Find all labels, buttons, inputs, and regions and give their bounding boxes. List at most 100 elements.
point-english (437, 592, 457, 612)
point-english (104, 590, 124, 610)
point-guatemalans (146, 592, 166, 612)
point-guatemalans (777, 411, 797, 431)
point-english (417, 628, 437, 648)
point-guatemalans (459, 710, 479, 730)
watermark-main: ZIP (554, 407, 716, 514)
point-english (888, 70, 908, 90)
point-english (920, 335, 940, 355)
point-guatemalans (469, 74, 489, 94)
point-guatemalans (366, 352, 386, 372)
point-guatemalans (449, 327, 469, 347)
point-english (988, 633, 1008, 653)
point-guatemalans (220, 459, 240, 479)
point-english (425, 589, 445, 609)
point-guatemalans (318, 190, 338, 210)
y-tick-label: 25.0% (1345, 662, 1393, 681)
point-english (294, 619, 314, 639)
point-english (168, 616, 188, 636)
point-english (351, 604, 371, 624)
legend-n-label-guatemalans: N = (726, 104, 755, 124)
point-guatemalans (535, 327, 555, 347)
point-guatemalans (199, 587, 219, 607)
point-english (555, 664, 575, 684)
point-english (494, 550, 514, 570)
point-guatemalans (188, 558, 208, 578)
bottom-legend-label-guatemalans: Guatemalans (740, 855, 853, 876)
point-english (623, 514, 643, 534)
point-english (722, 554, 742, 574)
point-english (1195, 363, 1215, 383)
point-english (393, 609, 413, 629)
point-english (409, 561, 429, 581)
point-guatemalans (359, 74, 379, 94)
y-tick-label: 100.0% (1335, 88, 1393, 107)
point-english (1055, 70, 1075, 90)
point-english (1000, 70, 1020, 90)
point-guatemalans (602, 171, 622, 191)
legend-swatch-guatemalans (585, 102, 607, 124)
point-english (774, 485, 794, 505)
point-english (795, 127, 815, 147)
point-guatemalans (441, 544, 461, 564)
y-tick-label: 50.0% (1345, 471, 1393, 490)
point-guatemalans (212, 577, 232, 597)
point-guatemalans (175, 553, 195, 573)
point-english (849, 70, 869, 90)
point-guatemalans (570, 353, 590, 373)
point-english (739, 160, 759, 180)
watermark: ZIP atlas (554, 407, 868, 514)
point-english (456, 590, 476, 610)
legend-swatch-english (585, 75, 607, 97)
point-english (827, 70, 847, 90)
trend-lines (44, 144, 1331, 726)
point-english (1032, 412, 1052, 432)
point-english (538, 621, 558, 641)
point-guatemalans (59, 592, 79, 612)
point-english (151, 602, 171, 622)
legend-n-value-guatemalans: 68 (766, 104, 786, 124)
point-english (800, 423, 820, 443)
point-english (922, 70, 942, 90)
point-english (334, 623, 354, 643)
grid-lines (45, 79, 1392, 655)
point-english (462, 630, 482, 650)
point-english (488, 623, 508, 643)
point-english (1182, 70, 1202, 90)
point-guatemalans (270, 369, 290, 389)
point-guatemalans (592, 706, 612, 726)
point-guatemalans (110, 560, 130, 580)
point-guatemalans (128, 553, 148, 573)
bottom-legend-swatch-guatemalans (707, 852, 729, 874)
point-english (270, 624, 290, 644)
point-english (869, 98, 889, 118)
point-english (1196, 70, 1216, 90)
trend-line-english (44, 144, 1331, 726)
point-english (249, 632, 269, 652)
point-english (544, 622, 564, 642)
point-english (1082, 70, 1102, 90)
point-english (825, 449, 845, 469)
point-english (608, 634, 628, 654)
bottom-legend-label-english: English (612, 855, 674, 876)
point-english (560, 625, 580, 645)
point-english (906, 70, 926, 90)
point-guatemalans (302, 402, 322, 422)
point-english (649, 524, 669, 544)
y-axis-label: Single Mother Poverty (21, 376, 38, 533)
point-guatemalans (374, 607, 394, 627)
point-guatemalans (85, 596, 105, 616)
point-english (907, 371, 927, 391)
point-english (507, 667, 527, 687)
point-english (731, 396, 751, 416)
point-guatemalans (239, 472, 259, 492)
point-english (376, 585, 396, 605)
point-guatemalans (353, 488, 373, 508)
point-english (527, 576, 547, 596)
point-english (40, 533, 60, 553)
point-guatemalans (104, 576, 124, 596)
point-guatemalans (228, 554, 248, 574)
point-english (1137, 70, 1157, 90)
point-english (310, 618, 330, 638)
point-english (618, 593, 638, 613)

═══

_EXERCISE TASK_
Print every line of the listing above again without any changes.

_THE ANSWER_
Find all labels, buttons, inputs, and regions and give their bounding boxes. List at most 100 elements.
point-english (437, 592, 457, 612)
point-english (104, 590, 124, 610)
point-guatemalans (146, 592, 166, 612)
point-guatemalans (777, 411, 797, 431)
point-english (417, 628, 437, 648)
point-guatemalans (459, 710, 479, 730)
watermark-main: ZIP (554, 407, 716, 514)
point-english (888, 70, 908, 90)
point-english (920, 335, 940, 355)
point-guatemalans (469, 74, 489, 94)
point-guatemalans (366, 352, 386, 372)
point-guatemalans (449, 327, 469, 347)
point-english (988, 633, 1008, 653)
point-guatemalans (220, 459, 240, 479)
point-english (425, 589, 445, 609)
point-guatemalans (318, 190, 338, 210)
y-tick-label: 25.0% (1345, 662, 1393, 681)
point-english (294, 619, 314, 639)
point-english (168, 616, 188, 636)
point-english (351, 604, 371, 624)
legend-n-label-guatemalans: N = (726, 104, 755, 124)
point-guatemalans (535, 327, 555, 347)
point-guatemalans (199, 587, 219, 607)
point-english (555, 664, 575, 684)
point-english (494, 550, 514, 570)
point-guatemalans (188, 558, 208, 578)
bottom-legend-label-guatemalans: Guatemalans (740, 855, 853, 876)
point-english (623, 514, 643, 534)
point-english (722, 554, 742, 574)
point-english (1195, 363, 1215, 383)
point-english (393, 609, 413, 629)
point-english (409, 561, 429, 581)
point-guatemalans (359, 74, 379, 94)
y-tick-label: 100.0% (1335, 88, 1393, 107)
point-english (1055, 70, 1075, 90)
point-english (1000, 70, 1020, 90)
point-guatemalans (602, 171, 622, 191)
legend-swatch-guatemalans (585, 102, 607, 124)
point-english (774, 485, 794, 505)
point-english (795, 127, 815, 147)
point-guatemalans (441, 544, 461, 564)
y-tick-label: 50.0% (1345, 471, 1393, 490)
point-guatemalans (212, 577, 232, 597)
point-guatemalans (175, 553, 195, 573)
point-english (849, 70, 869, 90)
point-guatemalans (570, 353, 590, 373)
point-english (739, 160, 759, 180)
watermark: ZIP atlas (554, 407, 868, 514)
point-english (456, 590, 476, 610)
legend-swatch-english (585, 75, 607, 97)
point-english (827, 70, 847, 90)
trend-lines (44, 144, 1331, 726)
point-english (1032, 412, 1052, 432)
point-english (538, 621, 558, 641)
point-guatemalans (59, 592, 79, 612)
point-english (151, 602, 171, 622)
legend-n-value-guatemalans: 68 (766, 104, 786, 124)
point-english (800, 423, 820, 443)
point-english (922, 70, 942, 90)
point-english (334, 623, 354, 643)
grid-lines (45, 79, 1392, 655)
point-english (462, 630, 482, 650)
point-english (488, 623, 508, 643)
point-english (1182, 70, 1202, 90)
point-guatemalans (270, 369, 290, 389)
point-guatemalans (592, 706, 612, 726)
point-guatemalans (110, 560, 130, 580)
point-guatemalans (128, 553, 148, 573)
bottom-legend-swatch-guatemalans (707, 852, 729, 874)
point-english (270, 624, 290, 644)
point-english (869, 98, 889, 118)
point-english (1196, 70, 1216, 90)
trend-line-english (44, 144, 1331, 726)
point-english (249, 632, 269, 652)
point-english (544, 622, 564, 642)
point-english (1082, 70, 1102, 90)
point-english (825, 449, 845, 469)
point-english (608, 634, 628, 654)
bottom-legend-label-english: English (612, 855, 674, 876)
point-english (560, 625, 580, 645)
point-english (906, 70, 926, 90)
point-guatemalans (302, 402, 322, 422)
point-english (649, 524, 669, 544)
y-axis-label: Single Mother Poverty (21, 376, 38, 533)
point-guatemalans (374, 607, 394, 627)
point-guatemalans (85, 596, 105, 616)
point-english (907, 371, 927, 391)
point-english (507, 667, 527, 687)
point-english (731, 396, 751, 416)
point-guatemalans (239, 472, 259, 492)
point-english (376, 585, 396, 605)
point-guatemalans (353, 488, 373, 508)
point-english (527, 576, 547, 596)
point-english (40, 533, 60, 553)
point-guatemalans (104, 576, 124, 596)
point-guatemalans (228, 554, 248, 574)
point-english (1137, 70, 1157, 90)
point-english (310, 618, 330, 638)
point-english (618, 593, 638, 613)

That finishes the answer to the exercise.